__Task__. Scan the records below for lines with the word "color", then state how many you find and nothing else.
** START Material for the task **
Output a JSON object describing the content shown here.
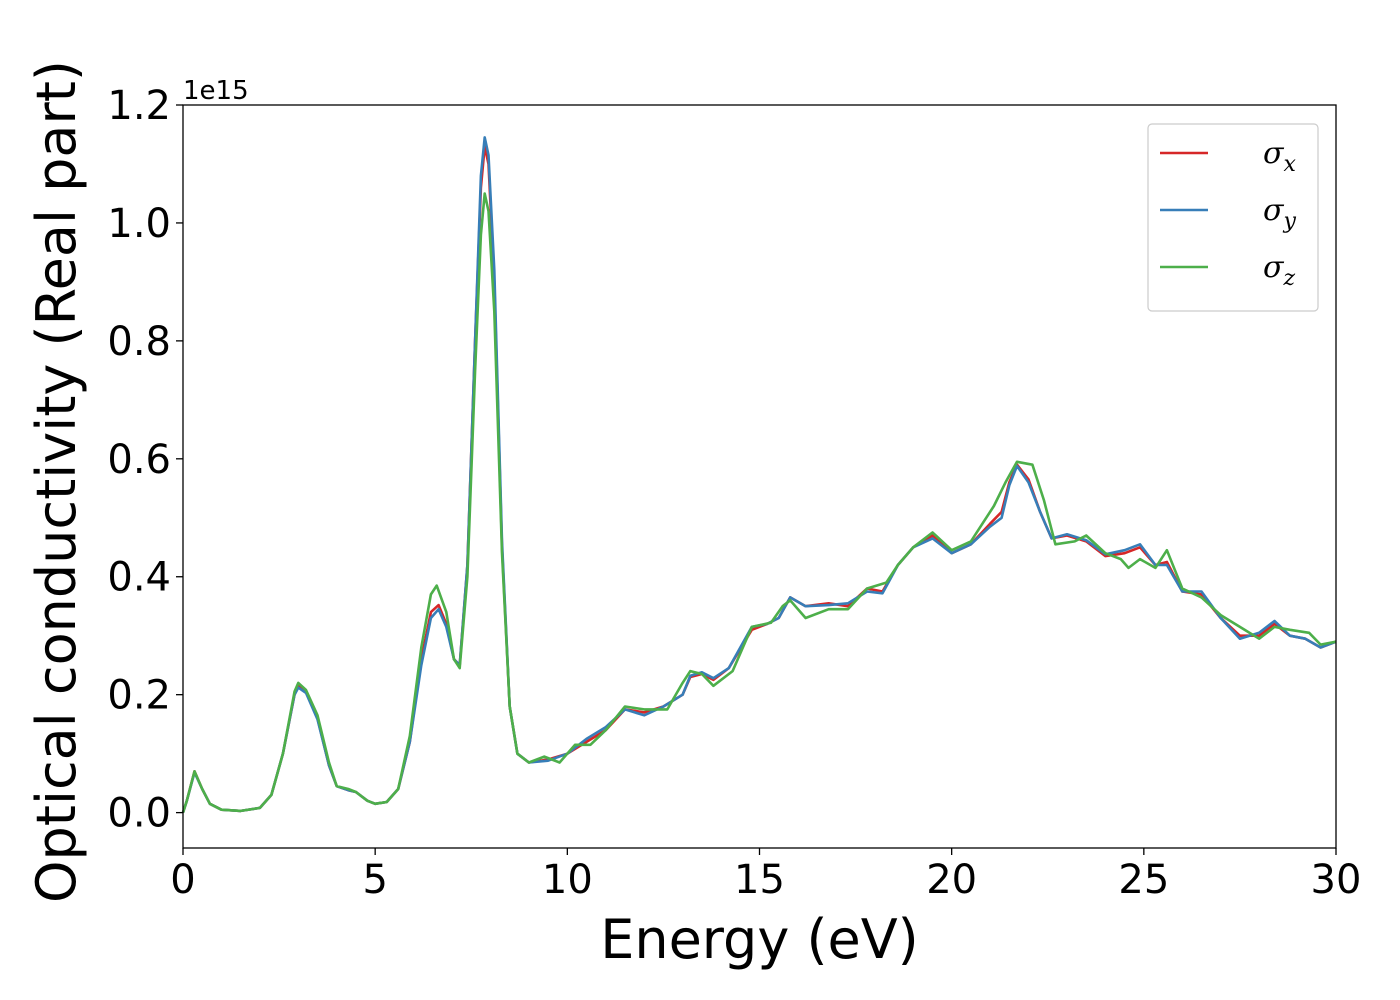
{
  "chart_data": {
    "type": "line",
    "xlabel": "Energy (eV)",
    "ylabel": "Optical conductivity (Real part)",
    "y_offset_label": "1e15",
    "xlim": [
      0,
      30
    ],
    "ylim": [
      -0.06,
      1.2
    ],
    "x_ticks": [
      0,
      5,
      10,
      15,
      20,
      25,
      30
    ],
    "x_tick_labels": [
      "0",
      "5",
      "10",
      "15",
      "20",
      "25",
      "30"
    ],
    "y_ticks": [
      0.0,
      0.2,
      0.4,
      0.6,
      0.8,
      1.0,
      1.2
    ],
    "y_tick_labels": [
      "0.0",
      "0.2",
      "0.4",
      "0.6",
      "0.8",
      "1.0",
      "1.2"
    ],
    "grid": false,
    "legend_position": "top-right",
    "series": [
      {
        "name": "σx",
        "legend_base": "σ",
        "legend_sub": "x",
        "color": "#d62728",
        "points": [
          [
            0,
            0
          ],
          [
            0.1,
            0.02
          ],
          [
            0.3,
            0.07
          ],
          [
            0.5,
            0.04
          ],
          [
            0.7,
            0.015
          ],
          [
            1.0,
            0.005
          ],
          [
            1.5,
            0.003
          ],
          [
            2.0,
            0.008
          ],
          [
            2.3,
            0.03
          ],
          [
            2.6,
            0.1
          ],
          [
            2.9,
            0.2
          ],
          [
            3.0,
            0.215
          ],
          [
            3.2,
            0.205
          ],
          [
            3.5,
            0.16
          ],
          [
            3.8,
            0.08
          ],
          [
            4.0,
            0.045
          ],
          [
            4.3,
            0.038
          ],
          [
            4.5,
            0.035
          ],
          [
            4.8,
            0.02
          ],
          [
            5.0,
            0.015
          ],
          [
            5.3,
            0.018
          ],
          [
            5.6,
            0.04
          ],
          [
            5.9,
            0.12
          ],
          [
            6.2,
            0.26
          ],
          [
            6.45,
            0.34
          ],
          [
            6.65,
            0.352
          ],
          [
            6.85,
            0.32
          ],
          [
            7.05,
            0.26
          ],
          [
            7.2,
            0.25
          ],
          [
            7.4,
            0.42
          ],
          [
            7.6,
            0.8
          ],
          [
            7.75,
            1.06
          ],
          [
            7.85,
            1.13
          ],
          [
            7.95,
            1.1
          ],
          [
            8.1,
            0.9
          ],
          [
            8.3,
            0.45
          ],
          [
            8.5,
            0.18
          ],
          [
            8.7,
            0.1
          ],
          [
            9.0,
            0.085
          ],
          [
            9.5,
            0.09
          ],
          [
            10.0,
            0.1
          ],
          [
            10.5,
            0.12
          ],
          [
            11.0,
            0.14
          ],
          [
            11.5,
            0.175
          ],
          [
            12.0,
            0.17
          ],
          [
            12.5,
            0.18
          ],
          [
            13.0,
            0.2
          ],
          [
            13.2,
            0.23
          ],
          [
            13.5,
            0.235
          ],
          [
            13.8,
            0.225
          ],
          [
            14.2,
            0.245
          ],
          [
            14.8,
            0.31
          ],
          [
            15.2,
            0.32
          ],
          [
            15.5,
            0.33
          ],
          [
            15.8,
            0.365
          ],
          [
            16.2,
            0.35
          ],
          [
            16.8,
            0.355
          ],
          [
            17.3,
            0.35
          ],
          [
            17.8,
            0.38
          ],
          [
            18.2,
            0.375
          ],
          [
            18.6,
            0.42
          ],
          [
            19.0,
            0.45
          ],
          [
            19.5,
            0.47
          ],
          [
            20.0,
            0.44
          ],
          [
            20.5,
            0.455
          ],
          [
            21.0,
            0.49
          ],
          [
            21.3,
            0.51
          ],
          [
            21.5,
            0.56
          ],
          [
            21.7,
            0.59
          ],
          [
            22.0,
            0.565
          ],
          [
            22.3,
            0.51
          ],
          [
            22.6,
            0.465
          ],
          [
            23.0,
            0.47
          ],
          [
            23.5,
            0.46
          ],
          [
            24.0,
            0.435
          ],
          [
            24.5,
            0.44
          ],
          [
            24.9,
            0.45
          ],
          [
            25.3,
            0.42
          ],
          [
            25.6,
            0.425
          ],
          [
            26.0,
            0.375
          ],
          [
            26.5,
            0.37
          ],
          [
            27.0,
            0.33
          ],
          [
            27.5,
            0.3
          ],
          [
            28.0,
            0.3
          ],
          [
            28.4,
            0.32
          ],
          [
            28.8,
            0.3
          ],
          [
            29.2,
            0.295
          ],
          [
            29.6,
            0.28
          ],
          [
            30.0,
            0.29
          ]
        ]
      },
      {
        "name": "σy",
        "legend_base": "σ",
        "legend_sub": "y",
        "color": "#377eb8",
        "points": [
          [
            0,
            0
          ],
          [
            0.1,
            0.02
          ],
          [
            0.3,
            0.068
          ],
          [
            0.5,
            0.04
          ],
          [
            0.7,
            0.015
          ],
          [
            1.0,
            0.005
          ],
          [
            1.5,
            0.003
          ],
          [
            2.0,
            0.008
          ],
          [
            2.3,
            0.03
          ],
          [
            2.6,
            0.1
          ],
          [
            2.9,
            0.2
          ],
          [
            3.0,
            0.212
          ],
          [
            3.2,
            0.203
          ],
          [
            3.5,
            0.158
          ],
          [
            3.8,
            0.08
          ],
          [
            4.0,
            0.045
          ],
          [
            4.3,
            0.038
          ],
          [
            4.5,
            0.035
          ],
          [
            4.8,
            0.02
          ],
          [
            5.0,
            0.015
          ],
          [
            5.3,
            0.018
          ],
          [
            5.6,
            0.04
          ],
          [
            5.9,
            0.12
          ],
          [
            6.2,
            0.25
          ],
          [
            6.45,
            0.33
          ],
          [
            6.65,
            0.345
          ],
          [
            6.85,
            0.315
          ],
          [
            7.05,
            0.26
          ],
          [
            7.2,
            0.25
          ],
          [
            7.4,
            0.42
          ],
          [
            7.6,
            0.8
          ],
          [
            7.75,
            1.08
          ],
          [
            7.85,
            1.145
          ],
          [
            7.95,
            1.115
          ],
          [
            8.1,
            0.92
          ],
          [
            8.3,
            0.46
          ],
          [
            8.5,
            0.18
          ],
          [
            8.7,
            0.1
          ],
          [
            9.0,
            0.085
          ],
          [
            9.5,
            0.088
          ],
          [
            10.0,
            0.1
          ],
          [
            10.5,
            0.125
          ],
          [
            11.0,
            0.145
          ],
          [
            11.5,
            0.175
          ],
          [
            12.0,
            0.165
          ],
          [
            12.5,
            0.18
          ],
          [
            13.0,
            0.2
          ],
          [
            13.2,
            0.232
          ],
          [
            13.5,
            0.238
          ],
          [
            13.8,
            0.228
          ],
          [
            14.2,
            0.245
          ],
          [
            14.8,
            0.315
          ],
          [
            15.2,
            0.32
          ],
          [
            15.5,
            0.33
          ],
          [
            15.8,
            0.365
          ],
          [
            16.2,
            0.35
          ],
          [
            16.8,
            0.352
          ],
          [
            17.3,
            0.355
          ],
          [
            17.8,
            0.375
          ],
          [
            18.2,
            0.372
          ],
          [
            18.6,
            0.42
          ],
          [
            19.0,
            0.45
          ],
          [
            19.5,
            0.465
          ],
          [
            20.0,
            0.44
          ],
          [
            20.5,
            0.455
          ],
          [
            21.0,
            0.485
          ],
          [
            21.3,
            0.5
          ],
          [
            21.5,
            0.555
          ],
          [
            21.7,
            0.588
          ],
          [
            22.0,
            0.56
          ],
          [
            22.3,
            0.51
          ],
          [
            22.6,
            0.465
          ],
          [
            23.0,
            0.472
          ],
          [
            23.5,
            0.462
          ],
          [
            24.0,
            0.438
          ],
          [
            24.5,
            0.445
          ],
          [
            24.9,
            0.455
          ],
          [
            25.3,
            0.42
          ],
          [
            25.6,
            0.42
          ],
          [
            26.0,
            0.375
          ],
          [
            26.5,
            0.375
          ],
          [
            27.0,
            0.33
          ],
          [
            27.5,
            0.295
          ],
          [
            28.0,
            0.305
          ],
          [
            28.4,
            0.325
          ],
          [
            28.8,
            0.3
          ],
          [
            29.2,
            0.295
          ],
          [
            29.6,
            0.28
          ],
          [
            30.0,
            0.29
          ]
        ]
      },
      {
        "name": "σz",
        "legend_base": "σ",
        "legend_sub": "z",
        "color": "#4daf4a",
        "points": [
          [
            0,
            0
          ],
          [
            0.1,
            0.02
          ],
          [
            0.3,
            0.07
          ],
          [
            0.5,
            0.04
          ],
          [
            0.7,
            0.015
          ],
          [
            1.0,
            0.005
          ],
          [
            1.5,
            0.003
          ],
          [
            2.0,
            0.008
          ],
          [
            2.3,
            0.03
          ],
          [
            2.6,
            0.1
          ],
          [
            2.9,
            0.205
          ],
          [
            3.0,
            0.22
          ],
          [
            3.2,
            0.208
          ],
          [
            3.5,
            0.165
          ],
          [
            3.8,
            0.085
          ],
          [
            4.0,
            0.045
          ],
          [
            4.3,
            0.04
          ],
          [
            4.5,
            0.035
          ],
          [
            4.8,
            0.02
          ],
          [
            5.0,
            0.015
          ],
          [
            5.3,
            0.018
          ],
          [
            5.6,
            0.04
          ],
          [
            5.9,
            0.13
          ],
          [
            6.2,
            0.28
          ],
          [
            6.45,
            0.37
          ],
          [
            6.6,
            0.385
          ],
          [
            6.85,
            0.34
          ],
          [
            7.05,
            0.26
          ],
          [
            7.2,
            0.245
          ],
          [
            7.4,
            0.4
          ],
          [
            7.6,
            0.75
          ],
          [
            7.75,
            0.98
          ],
          [
            7.85,
            1.05
          ],
          [
            7.95,
            1.02
          ],
          [
            8.1,
            0.85
          ],
          [
            8.3,
            0.44
          ],
          [
            8.5,
            0.18
          ],
          [
            8.7,
            0.1
          ],
          [
            9.0,
            0.085
          ],
          [
            9.4,
            0.095
          ],
          [
            9.8,
            0.085
          ],
          [
            10.2,
            0.115
          ],
          [
            10.6,
            0.115
          ],
          [
            11.0,
            0.14
          ],
          [
            11.5,
            0.18
          ],
          [
            12.0,
            0.175
          ],
          [
            12.6,
            0.175
          ],
          [
            13.0,
            0.22
          ],
          [
            13.2,
            0.24
          ],
          [
            13.5,
            0.235
          ],
          [
            13.8,
            0.215
          ],
          [
            14.3,
            0.24
          ],
          [
            14.8,
            0.315
          ],
          [
            15.3,
            0.322
          ],
          [
            15.6,
            0.35
          ],
          [
            15.8,
            0.36
          ],
          [
            16.2,
            0.33
          ],
          [
            16.8,
            0.345
          ],
          [
            17.3,
            0.345
          ],
          [
            17.8,
            0.38
          ],
          [
            18.3,
            0.39
          ],
          [
            18.6,
            0.42
          ],
          [
            19.0,
            0.45
          ],
          [
            19.5,
            0.475
          ],
          [
            20.0,
            0.445
          ],
          [
            20.5,
            0.46
          ],
          [
            20.8,
            0.49
          ],
          [
            21.1,
            0.52
          ],
          [
            21.4,
            0.56
          ],
          [
            21.7,
            0.595
          ],
          [
            22.1,
            0.59
          ],
          [
            22.4,
            0.53
          ],
          [
            22.7,
            0.455
          ],
          [
            23.2,
            0.46
          ],
          [
            23.5,
            0.47
          ],
          [
            24.0,
            0.44
          ],
          [
            24.4,
            0.43
          ],
          [
            24.6,
            0.415
          ],
          [
            24.9,
            0.43
          ],
          [
            25.3,
            0.415
          ],
          [
            25.6,
            0.445
          ],
          [
            26.0,
            0.38
          ],
          [
            26.5,
            0.365
          ],
          [
            27.0,
            0.335
          ],
          [
            27.5,
            0.315
          ],
          [
            28.0,
            0.295
          ],
          [
            28.4,
            0.315
          ],
          [
            28.8,
            0.31
          ],
          [
            29.3,
            0.305
          ],
          [
            29.6,
            0.285
          ],
          [
            30.0,
            0.29
          ]
        ]
      }
    ]
  }
}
** END Material for the task **
__Output below__. 3